What you should do: In the material below, list every line carrying the string "this".

Exercise material:
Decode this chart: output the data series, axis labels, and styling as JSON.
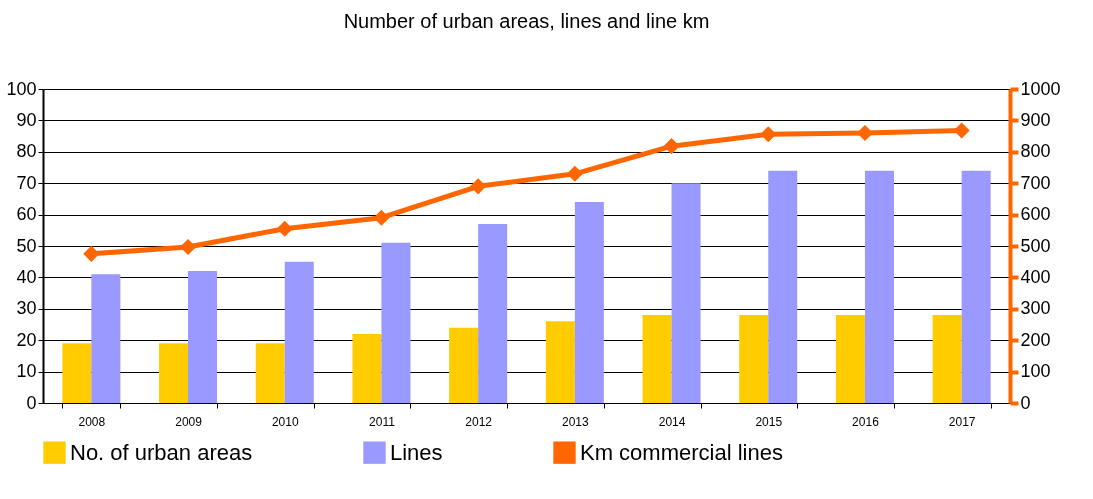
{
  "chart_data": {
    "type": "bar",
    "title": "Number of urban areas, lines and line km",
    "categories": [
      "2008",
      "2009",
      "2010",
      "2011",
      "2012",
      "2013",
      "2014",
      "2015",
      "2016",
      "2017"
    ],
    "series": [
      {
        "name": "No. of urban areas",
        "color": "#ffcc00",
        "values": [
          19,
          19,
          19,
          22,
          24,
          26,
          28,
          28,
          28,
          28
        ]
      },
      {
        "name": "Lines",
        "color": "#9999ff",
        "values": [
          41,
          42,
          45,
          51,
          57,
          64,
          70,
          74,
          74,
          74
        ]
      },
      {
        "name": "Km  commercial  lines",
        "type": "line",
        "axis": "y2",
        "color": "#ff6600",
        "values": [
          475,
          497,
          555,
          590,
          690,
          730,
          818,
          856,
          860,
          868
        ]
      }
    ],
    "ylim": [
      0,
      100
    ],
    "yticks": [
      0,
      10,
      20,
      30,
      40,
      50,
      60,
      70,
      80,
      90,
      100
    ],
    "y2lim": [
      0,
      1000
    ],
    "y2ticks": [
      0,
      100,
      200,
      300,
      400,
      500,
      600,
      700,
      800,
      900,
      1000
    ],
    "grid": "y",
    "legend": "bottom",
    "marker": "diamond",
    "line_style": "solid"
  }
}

==

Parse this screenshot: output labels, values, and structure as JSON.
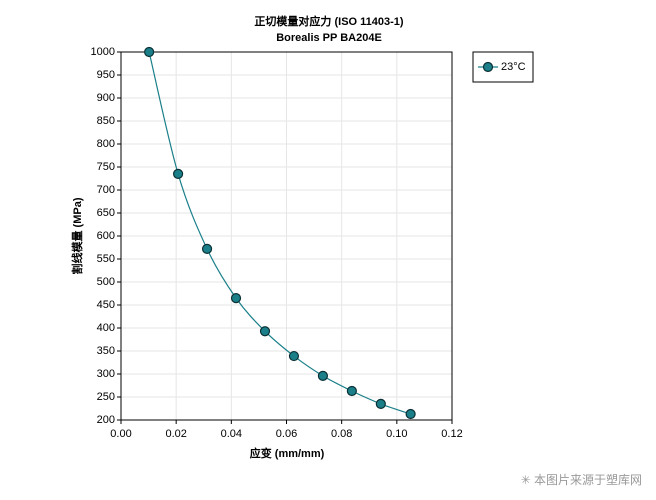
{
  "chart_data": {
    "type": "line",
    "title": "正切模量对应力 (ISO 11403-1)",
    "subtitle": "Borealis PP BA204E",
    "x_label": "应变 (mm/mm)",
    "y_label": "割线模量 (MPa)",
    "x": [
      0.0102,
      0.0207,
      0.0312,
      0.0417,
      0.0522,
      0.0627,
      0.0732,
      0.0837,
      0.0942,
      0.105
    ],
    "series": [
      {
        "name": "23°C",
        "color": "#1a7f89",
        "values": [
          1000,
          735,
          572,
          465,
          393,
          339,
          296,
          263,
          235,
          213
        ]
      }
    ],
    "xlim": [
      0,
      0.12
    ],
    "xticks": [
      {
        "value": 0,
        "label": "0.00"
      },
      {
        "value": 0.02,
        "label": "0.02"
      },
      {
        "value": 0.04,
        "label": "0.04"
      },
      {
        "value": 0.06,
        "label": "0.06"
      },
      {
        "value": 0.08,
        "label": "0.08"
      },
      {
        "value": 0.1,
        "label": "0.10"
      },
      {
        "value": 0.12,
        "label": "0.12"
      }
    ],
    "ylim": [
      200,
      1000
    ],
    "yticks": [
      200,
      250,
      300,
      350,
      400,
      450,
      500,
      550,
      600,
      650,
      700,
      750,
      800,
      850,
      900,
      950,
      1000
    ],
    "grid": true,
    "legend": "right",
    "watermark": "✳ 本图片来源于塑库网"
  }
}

Complete answer:
Decode this chart: output the data series, axis labels, and styling as JSON.
Parse this screenshot: output labels, values, and structure as JSON.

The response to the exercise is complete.